*PROBLEM TO SOLVE:*
Take every line that has the string "fabricación" and copy it out.

*** LISTED RECORDS ***

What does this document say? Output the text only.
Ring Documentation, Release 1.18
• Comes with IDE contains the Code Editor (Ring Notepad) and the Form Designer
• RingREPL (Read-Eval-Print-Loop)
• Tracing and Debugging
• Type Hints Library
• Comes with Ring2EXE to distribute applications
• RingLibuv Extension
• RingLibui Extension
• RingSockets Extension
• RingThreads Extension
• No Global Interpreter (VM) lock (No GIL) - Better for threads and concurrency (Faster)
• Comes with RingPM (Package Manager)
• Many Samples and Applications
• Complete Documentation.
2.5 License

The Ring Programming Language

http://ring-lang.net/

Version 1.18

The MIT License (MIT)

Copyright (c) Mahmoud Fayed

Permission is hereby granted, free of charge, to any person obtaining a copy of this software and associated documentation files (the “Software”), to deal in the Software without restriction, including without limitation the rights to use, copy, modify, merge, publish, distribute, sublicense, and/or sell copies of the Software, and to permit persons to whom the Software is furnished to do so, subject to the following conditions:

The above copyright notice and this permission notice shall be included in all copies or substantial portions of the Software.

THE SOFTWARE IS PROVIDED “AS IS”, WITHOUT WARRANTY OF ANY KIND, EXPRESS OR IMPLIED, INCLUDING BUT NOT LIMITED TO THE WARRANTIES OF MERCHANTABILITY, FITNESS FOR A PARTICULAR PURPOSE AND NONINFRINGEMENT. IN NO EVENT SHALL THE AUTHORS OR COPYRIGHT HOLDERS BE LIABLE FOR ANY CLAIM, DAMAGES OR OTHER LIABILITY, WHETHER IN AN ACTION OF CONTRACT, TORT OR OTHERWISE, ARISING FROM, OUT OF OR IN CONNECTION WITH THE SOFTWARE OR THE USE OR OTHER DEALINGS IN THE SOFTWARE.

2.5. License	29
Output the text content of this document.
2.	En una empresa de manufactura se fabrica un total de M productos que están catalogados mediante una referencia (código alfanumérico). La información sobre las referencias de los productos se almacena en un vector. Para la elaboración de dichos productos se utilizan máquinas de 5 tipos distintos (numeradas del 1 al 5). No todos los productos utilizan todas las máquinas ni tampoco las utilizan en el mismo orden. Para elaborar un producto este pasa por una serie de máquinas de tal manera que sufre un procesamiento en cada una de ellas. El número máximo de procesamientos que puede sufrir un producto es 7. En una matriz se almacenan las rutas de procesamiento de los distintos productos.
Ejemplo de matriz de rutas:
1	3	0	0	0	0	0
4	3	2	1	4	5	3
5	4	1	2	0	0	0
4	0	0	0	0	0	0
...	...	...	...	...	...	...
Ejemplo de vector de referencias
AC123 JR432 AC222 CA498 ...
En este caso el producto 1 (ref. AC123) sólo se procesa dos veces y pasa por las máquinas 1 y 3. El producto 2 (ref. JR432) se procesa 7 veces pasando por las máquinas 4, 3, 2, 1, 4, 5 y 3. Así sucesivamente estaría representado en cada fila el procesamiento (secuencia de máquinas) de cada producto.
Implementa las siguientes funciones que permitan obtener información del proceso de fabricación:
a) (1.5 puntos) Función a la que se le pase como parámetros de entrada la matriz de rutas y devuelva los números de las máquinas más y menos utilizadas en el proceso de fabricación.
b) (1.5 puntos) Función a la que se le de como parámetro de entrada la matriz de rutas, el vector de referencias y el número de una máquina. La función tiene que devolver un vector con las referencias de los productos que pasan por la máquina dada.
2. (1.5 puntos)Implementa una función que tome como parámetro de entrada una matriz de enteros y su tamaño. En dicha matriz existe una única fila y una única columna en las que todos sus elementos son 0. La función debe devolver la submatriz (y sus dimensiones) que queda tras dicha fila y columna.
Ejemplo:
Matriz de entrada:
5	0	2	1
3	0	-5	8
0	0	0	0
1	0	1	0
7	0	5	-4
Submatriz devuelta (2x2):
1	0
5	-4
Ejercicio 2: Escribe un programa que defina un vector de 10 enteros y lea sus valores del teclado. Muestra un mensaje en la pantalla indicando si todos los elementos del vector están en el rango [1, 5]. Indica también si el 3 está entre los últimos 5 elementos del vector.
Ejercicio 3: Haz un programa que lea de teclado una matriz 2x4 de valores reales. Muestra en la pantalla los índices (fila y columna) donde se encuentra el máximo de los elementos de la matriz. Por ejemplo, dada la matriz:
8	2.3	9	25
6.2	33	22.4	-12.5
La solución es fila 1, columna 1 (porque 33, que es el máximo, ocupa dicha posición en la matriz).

***

*FULL RESPONSE:*
Implementa las siguientes funciones que permitan obtener información del proceso de fabricación:
a) (1.5 puntos) Función a la que se le pase como parámetros de entrada la matriz de rutas y devuelva los números de las máquinas más y menos utilizadas en el proceso de fabricación.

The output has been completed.